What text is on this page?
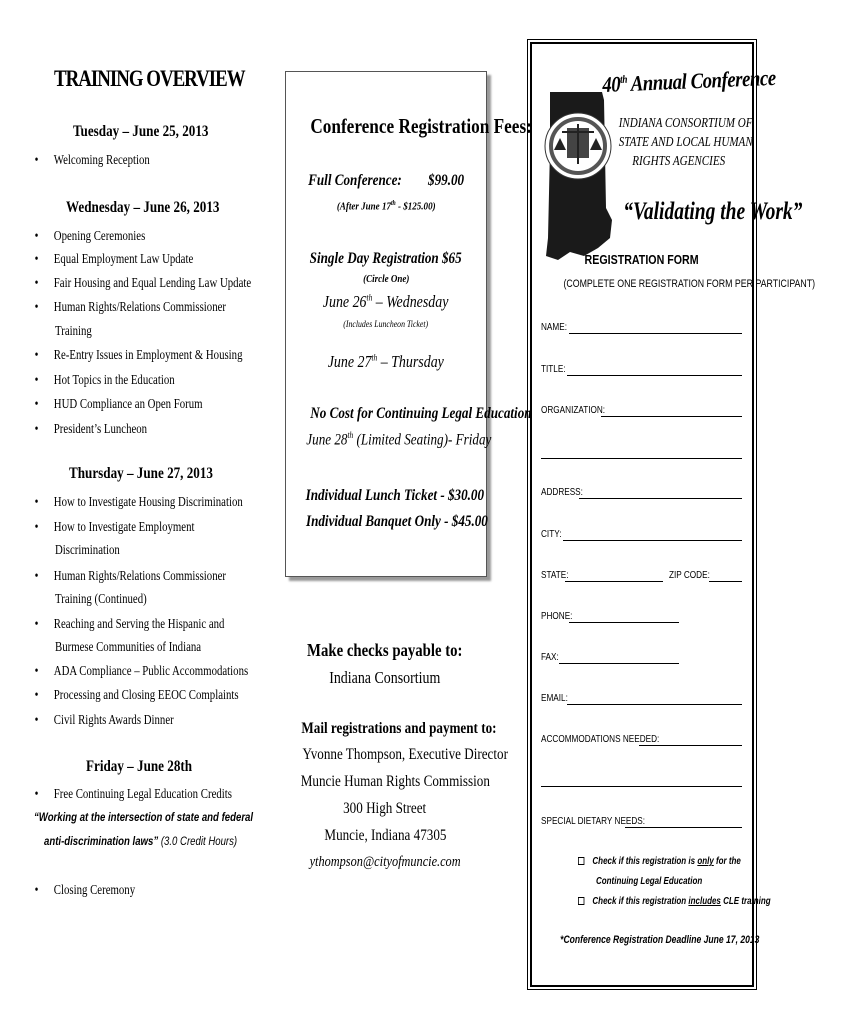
TRAINING OVERVIEW
Tuesday – June 25, 2013
• Welcoming Reception
Wednesday – June 26, 2013
• Opening Ceremonies
• Equal Employment Law Update
• Fair Housing and Equal Lending Law Update
• Human Rights/Relations Commissioner
Training
• Re-Entry Issues in Employment & Housing
• Hot Topics in the Education
• HUD Compliance an Open Forum
• President’s Luncheon
Thursday – June 27, 2013
• How to Investigate Housing Discrimination
• How to Investigate Employment
Discrimination
• Human Rights/Relations Commissioner
Training (Continued)
• Reaching and Serving the Hispanic and
Burmese Communities of Indiana
• ADA Compliance – Public Accommodations
• Processing and Closing EEOC Complaints
• Civil Rights Awards Dinner
Friday – June 28th
• Free Continuing Legal Education Credits
“Working at the intersection of state and federal
anti-discrimination laws” (3.0 Credit Hours)
• Closing Ceremony
Conference Registration Fees:
Full Conference: $99.00
(After June 17th - $125.00)
Single Day Registration $65
(Circle One)
June 26th – Wednesday
(Includes Luncheon Ticket)
June 27th – Thursday
No Cost for Continuing Legal Education
June 28th (Limited Seating)- Friday
Individual Lunch Ticket - $30.00
Individual Banquet Only - $45.00
Make checks payable to:
Indiana Consortium
Mail registrations and payment to:
Yvonne Thompson, Executive Director
Muncie Human Rights Commission
300 High Street
Muncie, Indiana 47305
ythompson@cityofmuncie.com
40th Annual Conference
INDIANA CONSORTIUM OF
STATE AND LOCAL HUMAN
RIGHTS AGENCIES
“Validating the Work”
REGISTRATION FORM
(COMPLETE ONE REGISTRATION FORM PER PARTICIPANT)
NAME:
TITLE:
ORGANIZATION:
ADDRESS:
CITY:
STATE:	ZIP CODE:
PHONE:
FAX:
EMAIL:
ACCOMMODATIONS NEEDED:
SPECIAL DIETARY NEEDS:
Check if this registration is only for the
Continuing Legal Education
Check if this registration includes CLE training
*Conference Registration Deadline June 17, 2013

**WHAT YOU NEED TO DO**
Without the pictures, return the entries exactly as they appear.

**EXERCISE SOLUTION**
What text is on this page?
TRAINING OVERVIEW
Tuesday – June 25, 2013
• Welcoming Reception
Wednesday – June 26, 2013
• Opening Ceremonies
• Equal Employment Law Update
• Fair Housing and Equal Lending Law Update
• Human Rights/Relations Commissioner
Training
• Re-Entry Issues in Employment & Housing
• Hot Topics in the Education
• HUD Compliance an Open Forum
• President’s Luncheon
Thursday – June 27, 2013
• How to Investigate Housing Discrimination
• How to Investigate Employment
Discrimination
• Human Rights/Relations Commissioner
Training (Continued)
• Reaching and Serving the Hispanic and
Burmese Communities of Indiana
• ADA Compliance – Public Accommodations
• Processing and Closing EEOC Complaints
• Civil Rights Awards Dinner
Friday – June 28th
• Free Continuing Legal Education Credits
“Working at the intersection of state and federal
anti-discrimination laws” (3.0 Credit Hours)
• Closing Ceremony
Conference Registration Fees:
Full Conference: $99.00
(After June 17th - $125.00)
Single Day Registration $65
(Circle One)
June 26th – Wednesday
(Includes Luncheon Ticket)
June 27th – Thursday
No Cost for Continuing Legal Education
June 28th (Limited Seating)- Friday
Individual Lunch Ticket - $30.00
Individual Banquet Only - $45.00
Make checks payable to:
Indiana Consortium
Mail registrations and payment to:
Yvonne Thompson, Executive Director
Muncie Human Rights Commission
300 High Street
Muncie, Indiana 47305
ythompson@cityofmuncie.com
40th Annual Conference
INDIANA CONSORTIUM OF
STATE AND LOCAL HUMAN
RIGHTS AGENCIES
“Validating the Work”
REGISTRATION FORM
(COMPLETE ONE REGISTRATION FORM PER PARTICIPANT)
NAME:
TITLE:
ORGANIZATION:
ADDRESS:
CITY:
STATE:	ZIP CODE:
PHONE:
FAX:
EMAIL:
ACCOMMODATIONS NEEDED:
SPECIAL DIETARY NEEDS:
Check if this registration is only for the
Continuing Legal Education
Check if this registration includes CLE training
*Conference Registration Deadline June 17, 2013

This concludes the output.